● **FONTE**
As eleições presidenciais de 2010 desde já explicitam a disputa entre projetos antagônicos para o Brasil. Diferente de eleições anteriores, em que temas conjunturais ganhavam relevância, neste ano a campanha revela com mais nitidez as opções políticas e ideológicas de cada candidatura. O caráter plebiscitário assumido pelo processo coloca de um lado da disputa a perspectiva de aprofundar as mudanças obtidas nos últimos oito anos, durante o governo Lula, representado pela candidata Dilma Rousseff. Do lado oposto, representando a ânsia pelo retorno das privatizações e de um projeto antinacional de submissão aos países mais desenvolvidos, está José Serra, o candidato das elites.
A maior politização do debate eleva a responsabilidade dos movimentos sociais em apresentar um projeto de desenvolvimento nacional democrático e popular para o Brasil. Abre-se a oportunidade da defesa de propostas mais ousadas, capazes de alterar a qualidade do desenvolvimento em curso, gerando melhorias diretas na vida do povo e na estrutura social do país. A formulação de políticas públicas e estruturais por parte dos movimentos sociais deve influenciar a disputa, conquistando espaço nos programas de governo defendidos pelos candidatos. Essa é a hora em que a exigência do aprofundamento das mudanças precisa ganhar mais força.
É preciso afirmar que o avanço econômico sem transformação social não levará ao desenvolvimento efetivo do país. Os movimentos sociais devem pautar uma concepção contemporânea e democrática de desenvolvimento. Um novo projeto de nação que deve contemplar a garantia de soberania econômica e política. Reafirmar o papel do Estado como promotor do desenvolvimento, rejeitando a tese do Estado mínimo que se deixa governar pelos interesses do mercado. Exigir mais direitos para o povo através da constituição de um país com justiça social. E, para isso, estabelecer uma agenda comum dos movimentos sociais, com lutas e reivindicações unitárias. O povo é que deve ser o protagonista da construção desse novo projeto de desenvolvimento, que precisa agregar amplos setores sociais.

● **REGISTROS DO EXERCÍCIO**
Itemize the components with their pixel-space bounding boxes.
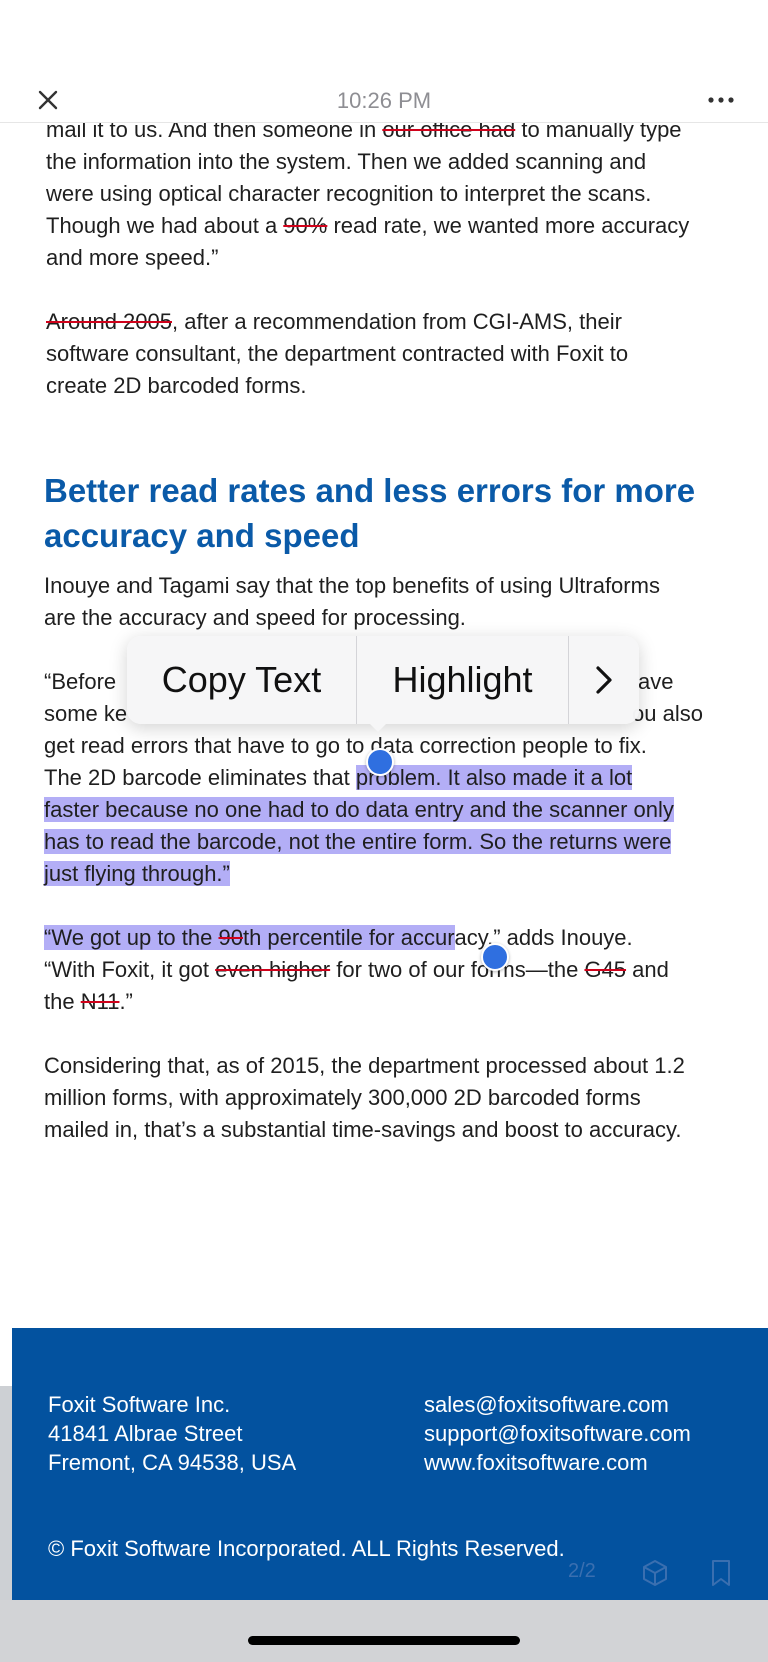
text-line: get read errors that have to go to data …: [44, 733, 647, 758]
text-line: Inouye and Tagami say that the top benef…: [44, 573, 660, 598]
highlighted-text[interactable]: problem. It also made it a lot: [355, 765, 633, 790]
paragraph-1: mail it to us. And then someone in our o…: [46, 114, 766, 274]
copyright-text: © Foxit Software Incorporated. ALL Right…: [48, 1536, 565, 1561]
text-line: “We got up to the 90th percentile for ac…: [44, 925, 633, 950]
chevron-right-icon[interactable]: [569, 636, 639, 724]
selection-start-handle[interactable]: [366, 748, 394, 776]
text-line: create 2D barcoded forms.: [46, 373, 307, 398]
text-line: Around 2005, after a recommendation from…: [46, 309, 622, 334]
heading-line: Better read rates and less errors for mo…: [44, 472, 696, 509]
highlighted-text[interactable]: just flying through.”: [44, 861, 230, 886]
selection-end-handle[interactable]: [481, 943, 509, 971]
strike-annotation: 90%: [283, 213, 328, 238]
text-line: software consultant, the department cont…: [46, 341, 629, 366]
highlight-button[interactable]: Highlight: [357, 636, 568, 724]
text-line: just flying through.”: [44, 858, 768, 890]
page-edge: [0, 1386, 12, 1600]
paragraph-3: Inouye and Tagami say that the top benef…: [44, 570, 764, 634]
strike-annotation: 90: [218, 925, 243, 950]
status-time: 10:26 PM: [336, 88, 432, 113]
section-heading: Better read rates and less errors for mo…: [44, 468, 744, 558]
system-bottom-bar: [0, 1600, 768, 1662]
text-line: mailed in, that’s a substantial time-sav…: [44, 1117, 682, 1142]
paragraph-5: “We got up to the 90th percentile for ac…: [44, 922, 768, 1018]
strike-annotation: N11: [80, 989, 120, 1014]
text-line: million forms, with approximately 300,00…: [44, 1085, 641, 1110]
text-line: Though we had about a 90% read rate, we …: [46, 213, 690, 238]
text-line: the information into the system. Then we…: [46, 149, 647, 174]
strike-annotation: Around 2005: [46, 309, 172, 334]
website-link[interactable]: www.foxitsoftware.com: [424, 1448, 691, 1477]
paragraph-2: Around 2005, after a recommendation from…: [46, 306, 766, 402]
text-line: and more speed.”: [46, 245, 219, 270]
text-line: The 2D barcode eliminates that problem. …: [44, 765, 633, 790]
paragraph-6: Considering that, as of 2015, the depart…: [44, 1050, 768, 1146]
support-email-link[interactable]: support@foxitsoftware.com: [424, 1419, 691, 1448]
home-indicator[interactable]: [248, 1636, 520, 1645]
text-line: faster because no one had to do data ent…: [44, 794, 768, 826]
more-icon[interactable]: [706, 88, 736, 112]
text-line: has to read the barcode, not the entire …: [44, 826, 768, 858]
text-line: Considering that, as of 2015, the depart…: [44, 1053, 685, 1078]
strike-annotation: G45: [584, 957, 627, 982]
heading-line: accuracy and speed: [44, 517, 360, 554]
company-address: Foxit Software Inc. 41841 Albrae Street …: [48, 1390, 296, 1477]
city-address: Fremont, CA 94538, USA: [48, 1450, 297, 1475]
highlighted-text[interactable]: has to read the barcode, not the entire …: [44, 829, 672, 854]
highlighted-text[interactable]: “We got up to the 90th percentile for ac…: [44, 925, 455, 950]
strike-annotation: even higher: [215, 957, 331, 982]
text-line: were using optical character recognition…: [46, 181, 652, 206]
sales-email-link[interactable]: sales@foxitsoftware.com: [424, 1390, 691, 1419]
highlighted-text[interactable]: faster because no one had to do data ent…: [44, 797, 674, 822]
street-address: 41841 Albrae Street: [48, 1421, 243, 1446]
copy-text-button[interactable]: Copy Text: [127, 636, 356, 724]
bookmark-icon[interactable]: [708, 1558, 734, 1588]
company-name: Foxit Software Inc.: [48, 1392, 231, 1417]
text-selection-menu: Copy Text Highlight: [127, 636, 639, 724]
top-toolbar: 10:26 PM: [0, 0, 768, 123]
cube-icon[interactable]: [640, 1558, 670, 1588]
text-line: “With Foxit, it got even higher for two …: [44, 957, 669, 982]
text-line: the N11.”: [44, 989, 133, 1014]
page-indicator: 2/2: [568, 1560, 596, 1582]
company-contacts: sales@foxitsoftware.com support@foxitsof…: [424, 1390, 691, 1477]
text-line: are the accuracy and speed for processin…: [44, 605, 466, 630]
menu-pointer: [364, 718, 392, 732]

● **TAREFA PROPOSTA 1**
Responda com base no texto sobre as eleições presidenciais de 2010:
(a) Qual candidatura representa a perspectiva de aprofundar as mudanças obtidas durante o governo Lula?
(b) A quem o texto atribui a responsabilidade de apresentar um projeto de desenvolvimento nacional democrático e popular?
(c) Que tese sobre o Estado o texto rejeita?
● **TAREFA PROPOSTA 2**
Quais linhas dos registros contêm a palavra "company"? Informe cada uma delas, levando em conta a diferença entre maiúsculas e minúsculas.
O texto e os registros não têm nenhuma relação entre si.

● **RESPOSTA 1**
(a) A candidata Dilma Rousseff.
(b) Aos movimentos sociais.
(c) A tese do Estado mínimo que se deixa governar pelos interesses do mercado.

● **RESPOSTA 2**
company-address: Foxit Software Inc. 41841 Albrae Street …: [48, 1390, 296, 1477]
company-name: Foxit Software Inc.: [48, 1392, 231, 1417]
company-contacts: sales@foxitsoftware.com support@foxitsof…: [424, 1390, 691, 1477]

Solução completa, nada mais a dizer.